-- START DATA SHOWN --

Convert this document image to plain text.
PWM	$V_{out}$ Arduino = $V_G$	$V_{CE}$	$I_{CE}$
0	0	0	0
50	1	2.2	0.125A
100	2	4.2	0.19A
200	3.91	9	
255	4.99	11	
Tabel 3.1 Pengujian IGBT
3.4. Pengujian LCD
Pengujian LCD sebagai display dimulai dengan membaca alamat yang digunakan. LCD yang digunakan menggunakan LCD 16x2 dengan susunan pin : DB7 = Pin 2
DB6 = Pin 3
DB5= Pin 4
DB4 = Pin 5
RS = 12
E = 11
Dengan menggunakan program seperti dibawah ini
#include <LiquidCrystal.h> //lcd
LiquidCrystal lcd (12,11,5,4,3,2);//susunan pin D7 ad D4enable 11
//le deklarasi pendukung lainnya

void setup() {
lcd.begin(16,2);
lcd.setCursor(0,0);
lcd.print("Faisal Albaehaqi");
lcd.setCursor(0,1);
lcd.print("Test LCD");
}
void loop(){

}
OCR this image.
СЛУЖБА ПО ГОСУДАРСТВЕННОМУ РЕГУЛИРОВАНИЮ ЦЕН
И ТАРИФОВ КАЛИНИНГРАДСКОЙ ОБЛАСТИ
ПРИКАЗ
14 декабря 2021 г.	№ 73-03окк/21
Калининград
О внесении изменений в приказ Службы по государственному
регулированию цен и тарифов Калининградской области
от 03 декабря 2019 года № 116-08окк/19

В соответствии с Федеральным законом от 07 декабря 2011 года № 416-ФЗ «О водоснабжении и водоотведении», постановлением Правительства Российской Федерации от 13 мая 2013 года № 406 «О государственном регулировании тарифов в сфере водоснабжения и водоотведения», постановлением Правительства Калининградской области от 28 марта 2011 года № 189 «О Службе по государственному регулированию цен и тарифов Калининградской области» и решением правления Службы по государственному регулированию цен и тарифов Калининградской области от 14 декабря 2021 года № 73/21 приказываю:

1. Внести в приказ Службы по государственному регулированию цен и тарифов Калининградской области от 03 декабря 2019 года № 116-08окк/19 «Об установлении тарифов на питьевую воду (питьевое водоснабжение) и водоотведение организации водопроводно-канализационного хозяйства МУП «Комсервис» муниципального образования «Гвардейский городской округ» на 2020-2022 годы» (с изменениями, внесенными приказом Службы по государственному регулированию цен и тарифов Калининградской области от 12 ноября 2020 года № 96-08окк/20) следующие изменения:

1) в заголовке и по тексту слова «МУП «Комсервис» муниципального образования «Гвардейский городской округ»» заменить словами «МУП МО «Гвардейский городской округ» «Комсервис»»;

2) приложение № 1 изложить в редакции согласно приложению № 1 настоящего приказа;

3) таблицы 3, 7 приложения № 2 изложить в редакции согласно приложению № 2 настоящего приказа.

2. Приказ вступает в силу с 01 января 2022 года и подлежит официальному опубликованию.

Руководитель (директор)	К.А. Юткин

-- END DATA SHOWN --

> TASK DETAILS: Print back all the lines verbatim.

> SOLUTION TO THIS TASK:
Convert this document image to plain text.
PWM	$V_{out}$ Arduino = $V_G$	$V_{CE}$	$I_{CE}$
0	0	0	0
50	1	2.2	0.125A
100	2	4.2	0.19A
200	3.91	9	
255	4.99	11	
Tabel 3.1 Pengujian IGBT
3.4. Pengujian LCD
Pengujian LCD sebagai display dimulai dengan membaca alamat yang digunakan. LCD yang digunakan menggunakan LCD 16x2 dengan susunan pin : DB7 = Pin 2
DB6 = Pin 3
DB5= Pin 4
DB4 = Pin 5
RS = 12
E = 11
Dengan menggunakan program seperti dibawah ini
#include <LiquidCrystal.h> //lcd
LiquidCrystal lcd (12,11,5,4,3,2);//susunan pin D7 ad D4enable 11
//le deklarasi pendukung lainnya

void setup() {
lcd.begin(16,2);
lcd.setCursor(0,0);
lcd.print("Faisal Albaehaqi");
lcd.setCursor(0,1);
lcd.print("Test LCD");
}
void loop(){

}
OCR this image.
СЛУЖБА ПО ГОСУДАРСТВЕННОМУ РЕГУЛИРОВАНИЮ ЦЕН
И ТАРИФОВ КАЛИНИНГРАДСКОЙ ОБЛАСТИ
ПРИКАЗ
14 декабря 2021 г.	№ 73-03окк/21
Калининград
О внесении изменений в приказ Службы по государственному
регулированию цен и тарифов Калининградской области
от 03 декабря 2019 года № 116-08окк/19

В соответствии с Федеральным законом от 07 декабря 2011 года № 416-ФЗ «О водоснабжении и водоотведении», постановлением Правительства Российской Федерации от 13 мая 2013 года № 406 «О государственном регулировании тарифов в сфере водоснабжения и водоотведения», постановлением Правительства Калининградской области от 28 марта 2011 года № 189 «О Службе по государственному регулированию цен и тарифов Калининградской области» и решением правления Службы по государственному регулированию цен и тарифов Калининградской области от 14 декабря 2021 года № 73/21 приказываю:

1. Внести в приказ Службы по государственному регулированию цен и тарифов Калининградской области от 03 декабря 2019 года № 116-08окк/19 «Об установлении тарифов на питьевую воду (питьевое водоснабжение) и водоотведение организации водопроводно-канализационного хозяйства МУП «Комсервис» муниципального образования «Гвардейский городской округ» на 2020-2022 годы» (с изменениями, внесенными приказом Службы по государственному регулированию цен и тарифов Калининградской области от 12 ноября 2020 года № 96-08окк/20) следующие изменения:

1) в заголовке и по тексту слова «МУП «Комсервис» муниципального образования «Гвардейский городской округ»» заменить словами «МУП МО «Гвардейский городской округ» «Комсервис»»;

2) приложение № 1 изложить в редакции согласно приложению № 1 настоящего приказа;

3) таблицы 3, 7 приложения № 2 изложить в редакции согласно приложению № 2 настоящего приказа.

2. Приказ вступает в силу с 01 января 2022 года и подлежит официальному опубликованию.

Руководитель (директор)	К.А. Юткин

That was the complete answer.